● PROBLEMS TO WORK ON
1 > According to the FairCorels documentation excerpt, which aggregation function does the .predict(X) method of FairCorelsBagging use?
2 > Write the next part of the FairCorels documentation excerpt, picking up after its last sentence.

____ SOURCE

Method to explain a prediction (by providing the matching rule and all the previous unmatched implicants).

=> Returns : list l where l[0] is the instance's prediction l[1] is the implicant(s) that led to that decision (both are strings - user friendly)

.explain_long_api(anEx):

Method to explain a prediction (by providing the matching rule and all the previous unmatched implicants) (shorter output).

=> Returns : list l where l[0] is the instance's prediction l[1] is the implicant(s) that led to that decision (both are API-oriented - easy to use by a program)

FairCorelsBagging :

This class provides an easy wrapper for the Bagging method that uses the FairCorelsClassifier class as underlying base learning. Hence, arguments directly passed to the FairCorelsClassifier object will not be detailed again.

Constructor arguments :

The training sets for the different base learners are automatically computed from the entire provided training set, using the provided parameters.

Methods :

.fit(performRestarts=0, initNBNodes=1000, geomRReason=1.5, max_evals=1000000000, time_limit = None, n_workers=-1):

Method to train the base learners.

.predict(X):

Predict classifications of the input samples X. Uses majority vote as aggregation function.

________
____ MATERIAL

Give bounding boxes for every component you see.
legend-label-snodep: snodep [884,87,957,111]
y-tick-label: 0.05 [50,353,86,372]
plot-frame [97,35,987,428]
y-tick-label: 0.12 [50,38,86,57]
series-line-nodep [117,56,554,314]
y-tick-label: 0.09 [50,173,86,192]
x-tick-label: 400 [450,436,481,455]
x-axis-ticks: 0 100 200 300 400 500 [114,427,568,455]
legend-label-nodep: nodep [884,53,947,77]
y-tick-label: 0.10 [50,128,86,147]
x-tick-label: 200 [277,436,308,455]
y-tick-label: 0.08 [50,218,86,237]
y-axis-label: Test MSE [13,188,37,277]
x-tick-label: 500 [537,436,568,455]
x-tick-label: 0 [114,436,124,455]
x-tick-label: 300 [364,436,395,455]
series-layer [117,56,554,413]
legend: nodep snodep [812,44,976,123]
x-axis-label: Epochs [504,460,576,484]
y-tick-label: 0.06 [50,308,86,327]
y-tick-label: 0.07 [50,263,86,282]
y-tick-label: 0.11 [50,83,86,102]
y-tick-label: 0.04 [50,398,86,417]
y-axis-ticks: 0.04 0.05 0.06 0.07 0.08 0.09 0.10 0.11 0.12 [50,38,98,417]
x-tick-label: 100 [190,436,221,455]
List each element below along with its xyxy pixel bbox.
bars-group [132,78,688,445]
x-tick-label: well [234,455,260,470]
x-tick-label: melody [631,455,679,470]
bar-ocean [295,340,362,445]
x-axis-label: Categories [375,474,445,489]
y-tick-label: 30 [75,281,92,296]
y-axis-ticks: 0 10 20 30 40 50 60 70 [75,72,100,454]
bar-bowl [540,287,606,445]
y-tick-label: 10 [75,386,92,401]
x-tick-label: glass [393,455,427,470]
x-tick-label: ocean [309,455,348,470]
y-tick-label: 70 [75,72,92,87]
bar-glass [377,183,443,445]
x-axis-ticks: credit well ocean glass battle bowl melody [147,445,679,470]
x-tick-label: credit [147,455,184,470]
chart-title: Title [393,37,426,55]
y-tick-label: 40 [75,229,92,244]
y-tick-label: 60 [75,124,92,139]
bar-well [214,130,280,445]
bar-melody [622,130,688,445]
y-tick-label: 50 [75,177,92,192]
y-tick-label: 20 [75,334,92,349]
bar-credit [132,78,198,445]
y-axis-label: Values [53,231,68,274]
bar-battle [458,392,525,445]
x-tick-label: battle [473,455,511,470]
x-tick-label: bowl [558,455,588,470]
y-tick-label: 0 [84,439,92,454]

________

● EXERCISE RESPONSES
1 > Majority vote.

2 >
=> Returns : p : array of shape = [n_samples]. The classifications of the input samples.

.score(X, y):

Score the algorithm on the input samples X with the labels y. Alternatively, score the predictions X against the labels y (where X has been generated by predict or something similar).

=> Returns : a : float The accuracy, from 0.0 to 1.0, of the rulelist predictions

.explain(anInst):

Explains a prediction (by its matching rules among majority base learners).

=> Returns : d : dictionnary {'implicants':i, 'prediction':p} where i is the list of implicants that led majority voters to their prediction and p is the associated prediction

.explain_complete(anInst):

Explains a prediction (adds complete implications, including antecedents negation for all learners).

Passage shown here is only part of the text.